-- Begin THE DATA --
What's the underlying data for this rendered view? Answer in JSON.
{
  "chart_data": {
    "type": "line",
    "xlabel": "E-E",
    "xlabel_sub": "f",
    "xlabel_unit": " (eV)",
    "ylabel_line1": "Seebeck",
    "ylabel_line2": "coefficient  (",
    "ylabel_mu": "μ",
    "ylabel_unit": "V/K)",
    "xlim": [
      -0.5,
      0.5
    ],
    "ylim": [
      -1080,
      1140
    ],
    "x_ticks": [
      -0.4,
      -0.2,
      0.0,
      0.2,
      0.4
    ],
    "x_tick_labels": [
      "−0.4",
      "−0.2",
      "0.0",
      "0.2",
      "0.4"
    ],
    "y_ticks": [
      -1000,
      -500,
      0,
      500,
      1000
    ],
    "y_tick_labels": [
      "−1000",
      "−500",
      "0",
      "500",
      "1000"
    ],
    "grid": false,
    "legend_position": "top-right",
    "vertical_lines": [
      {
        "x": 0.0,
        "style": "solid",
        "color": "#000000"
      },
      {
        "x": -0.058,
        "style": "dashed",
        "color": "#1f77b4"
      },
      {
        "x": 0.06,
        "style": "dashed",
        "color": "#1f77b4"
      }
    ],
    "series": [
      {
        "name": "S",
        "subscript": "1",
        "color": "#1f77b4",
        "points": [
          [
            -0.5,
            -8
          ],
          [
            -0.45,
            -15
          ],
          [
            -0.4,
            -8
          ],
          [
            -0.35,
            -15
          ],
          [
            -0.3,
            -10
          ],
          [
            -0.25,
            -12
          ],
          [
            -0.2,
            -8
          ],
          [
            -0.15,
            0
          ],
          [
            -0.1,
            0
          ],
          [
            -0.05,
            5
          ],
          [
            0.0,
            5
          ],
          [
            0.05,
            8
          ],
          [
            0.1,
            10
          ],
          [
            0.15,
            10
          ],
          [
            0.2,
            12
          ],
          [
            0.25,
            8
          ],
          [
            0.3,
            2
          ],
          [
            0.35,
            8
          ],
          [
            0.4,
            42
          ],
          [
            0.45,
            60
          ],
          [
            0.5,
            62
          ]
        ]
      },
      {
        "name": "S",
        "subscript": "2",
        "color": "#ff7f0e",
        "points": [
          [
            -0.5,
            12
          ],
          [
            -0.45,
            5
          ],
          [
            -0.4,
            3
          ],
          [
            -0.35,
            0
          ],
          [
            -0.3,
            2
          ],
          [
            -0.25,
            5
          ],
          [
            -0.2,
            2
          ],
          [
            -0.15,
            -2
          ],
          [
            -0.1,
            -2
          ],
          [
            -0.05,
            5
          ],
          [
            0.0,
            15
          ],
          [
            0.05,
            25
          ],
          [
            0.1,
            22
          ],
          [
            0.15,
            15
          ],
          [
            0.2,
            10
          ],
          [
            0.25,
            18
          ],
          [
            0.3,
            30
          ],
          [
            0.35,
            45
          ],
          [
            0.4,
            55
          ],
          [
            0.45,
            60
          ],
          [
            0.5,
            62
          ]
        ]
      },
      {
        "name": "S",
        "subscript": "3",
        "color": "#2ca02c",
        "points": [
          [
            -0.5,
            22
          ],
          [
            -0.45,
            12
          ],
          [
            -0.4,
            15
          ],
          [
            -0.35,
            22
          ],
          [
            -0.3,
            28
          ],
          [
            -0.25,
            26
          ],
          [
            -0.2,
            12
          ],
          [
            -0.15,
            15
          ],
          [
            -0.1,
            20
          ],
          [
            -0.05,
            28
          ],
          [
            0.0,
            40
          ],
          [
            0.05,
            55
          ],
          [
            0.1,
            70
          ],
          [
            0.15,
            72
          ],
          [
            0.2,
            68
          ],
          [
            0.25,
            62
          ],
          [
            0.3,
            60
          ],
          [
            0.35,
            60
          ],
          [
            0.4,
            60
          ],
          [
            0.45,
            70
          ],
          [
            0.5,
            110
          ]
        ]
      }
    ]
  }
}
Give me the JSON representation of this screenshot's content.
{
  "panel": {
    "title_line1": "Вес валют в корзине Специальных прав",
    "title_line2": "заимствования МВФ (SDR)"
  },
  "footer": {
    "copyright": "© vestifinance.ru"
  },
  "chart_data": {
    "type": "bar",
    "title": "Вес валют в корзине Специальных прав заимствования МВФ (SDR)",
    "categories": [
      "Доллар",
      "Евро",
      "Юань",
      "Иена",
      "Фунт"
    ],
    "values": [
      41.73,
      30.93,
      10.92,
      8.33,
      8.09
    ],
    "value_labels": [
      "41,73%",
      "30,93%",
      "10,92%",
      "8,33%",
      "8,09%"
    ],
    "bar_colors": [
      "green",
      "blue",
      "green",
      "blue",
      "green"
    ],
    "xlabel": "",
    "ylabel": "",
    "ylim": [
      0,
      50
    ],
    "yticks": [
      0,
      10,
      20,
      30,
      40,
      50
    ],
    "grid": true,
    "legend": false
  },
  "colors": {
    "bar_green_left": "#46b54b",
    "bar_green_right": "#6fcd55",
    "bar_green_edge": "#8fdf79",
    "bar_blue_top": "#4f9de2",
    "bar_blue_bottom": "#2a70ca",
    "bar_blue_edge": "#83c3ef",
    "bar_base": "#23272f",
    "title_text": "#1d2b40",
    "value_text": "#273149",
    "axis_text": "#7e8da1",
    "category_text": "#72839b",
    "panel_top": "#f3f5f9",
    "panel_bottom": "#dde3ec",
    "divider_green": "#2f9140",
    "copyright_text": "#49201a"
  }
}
-- End THE DATA --
#### EXERCISE DETAILS:
Transcribe every entry exactly.

#### WRITTEN ANSWER:
What's the underlying data for this rendered view? Answer in JSON.
{
  "chart_data": {
    "type": "line",
    "xlabel": "E-E",
    "xlabel_sub": "f",
    "xlabel_unit": " (eV)",
    "ylabel_line1": "Seebeck",
    "ylabel_line2": "coefficient  (",
    "ylabel_mu": "μ",
    "ylabel_unit": "V/K)",
    "xlim": [
      -0.5,
      0.5
    ],
    "ylim": [
      -1080,
      1140
    ],
    "x_ticks": [
      -0.4,
      -0.2,
      0.0,
      0.2,
      0.4
    ],
    "x_tick_labels": [
      "−0.4",
      "−0.2",
      "0.0",
      "0.2",
      "0.4"
    ],
    "y_ticks": [
      -1000,
      -500,
      0,
      500,
      1000
    ],
    "y_tick_labels": [
      "−1000",
      "−500",
      "0",
      "500",
      "1000"
    ],
    "grid": false,
    "legend_position": "top-right",
    "vertical_lines": [
      {
        "x": 0.0,
        "style": "solid",
        "color": "#000000"
      },
      {
        "x": -0.058,
        "style": "dashed",
        "color": "#1f77b4"
      },
      {
        "x": 0.06,
        "style": "dashed",
        "color": "#1f77b4"
      }
    ],
    "series": [
      {
        "name": "S",
        "subscript": "1",
        "color": "#1f77b4",
        "points": [
          [
            -0.5,
            -8
          ],
          [
            -0.45,
            -15
          ],
          [
            -0.4,
            -8
          ],
          [
            -0.35,
            -15
          ],
          [
            -0.3,
            -10
          ],
          [
            -0.25,
            -12
          ],
          [
            -0.2,
            -8
          ],
          [
            -0.15,
            0
          ],
          [
            -0.1,
            0
          ],
          [
            -0.05,
            5
          ],
          [
            0.0,
            5
          ],
          [
            0.05,
            8
          ],
          [
            0.1,
            10
          ],
          [
            0.15,
            10
          ],
          [
            0.2,
            12
          ],
          [
            0.25,
            8
          ],
          [
            0.3,
            2
          ],
          [
            0.35,
            8
          ],
          [
            0.4,
            42
          ],
          [
            0.45,
            60
          ],
          [
            0.5,
            62
          ]
        ]
      },
      {
        "name": "S",
        "subscript": "2",
        "color": "#ff7f0e",
        "points": [
          [
            -0.5,
            12
          ],
          [
            -0.45,
            5
          ],
          [
            -0.4,
            3
          ],
          [
            -0.35,
            0
          ],
          [
            -0.3,
            2
          ],
          [
            -0.25,
            5
          ],
          [
            -0.2,
            2
          ],
          [
            -0.15,
            -2
          ],
          [
            -0.1,
            -2
          ],
          [
            -0.05,
            5
          ],
          [
            0.0,
            15
          ],
          [
            0.05,
            25
          ],
          [
            0.1,
            22
          ],
          [
            0.15,
            15
          ],
          [
            0.2,
            10
          ],
          [
            0.25,
            18
          ],
          [
            0.3,
            30
          ],
          [
            0.35,
            45
          ],
          [
            0.4,
            55
          ],
          [
            0.45,
            60
          ],
          [
            0.5,
            62
          ]
        ]
      },
      {
        "name": "S",
        "subscript": "3",
        "color": "#2ca02c",
        "points": [
          [
            -0.5,
            22
          ],
          [
            -0.45,
            12
          ],
          [
            -0.4,
            15
          ],
          [
            -0.35,
            22
          ],
          [
            -0.3,
            28
          ],
          [
            -0.25,
            26
          ],
          [
            -0.2,
            12
          ],
          [
            -0.15,
            15
          ],
          [
            -0.1,
            20
          ],
          [
            -0.05,
            28
          ],
          [
            0.0,
            40
          ],
          [
            0.05,
            55
          ],
          [
            0.1,
            70
          ],
          [
            0.15,
            72
          ],
          [
            0.2,
            68
          ],
          [
            0.25,
            62
          ],
          [
            0.3,
            60
          ],
          [
            0.35,
            60
          ],
          [
            0.4,
            60
          ],
          [
            0.45,
            70
          ],
          [
            0.5,
            110
          ]
        ]
      }
    ]
  }
}
Give me the JSON representation of this screenshot's content.
{
  "panel": {
    "title_line1": "Вес валют в корзине Специальных прав",
    "title_line2": "заимствования МВФ (SDR)"
  },
  "footer": {
    "copyright": "© vestifinance.ru"
  },
  "chart_data": {
    "type": "bar",
    "title": "Вес валют в корзине Специальных прав заимствования МВФ (SDR)",
    "categories": [
      "Доллар",
      "Евро",
      "Юань",
      "Иена",
      "Фунт"
    ],
    "values": [
      41.73,
      30.93,
      10.92,
      8.33,
      8.09
    ],
    "value_labels": [
      "41,73%",
      "30,93%",
      "10,92%",
      "8,33%",
      "8,09%"
    ],
    "bar_colors": [
      "green",
      "blue",
      "green",
      "blue",
      "green"
    ],
    "xlabel": "",
    "ylabel": "",
    "ylim": [
      0,
      50
    ],
    "yticks": [
      0,
      10,
      20,
      30,
      40,
      50
    ],
    "grid": true,
    "legend": false
  },
  "colors": {
    "bar_green_left": "#46b54b",
    "bar_green_right": "#6fcd55",
    "bar_green_edge": "#8fdf79",
    "bar_blue_top": "#4f9de2",
    "bar_blue_bottom": "#2a70ca",
    "bar_blue_edge": "#83c3ef",
    "bar_base": "#23272f",
    "title_text": "#1d2b40",
    "value_text": "#273149",
    "axis_text": "#7e8da1",
    "category_text": "#72839b",
    "panel_top": "#f3f5f9",
    "panel_bottom": "#dde3ec",
    "divider_green": "#2f9140",
    "copyright_text": "#49201a"
  }
}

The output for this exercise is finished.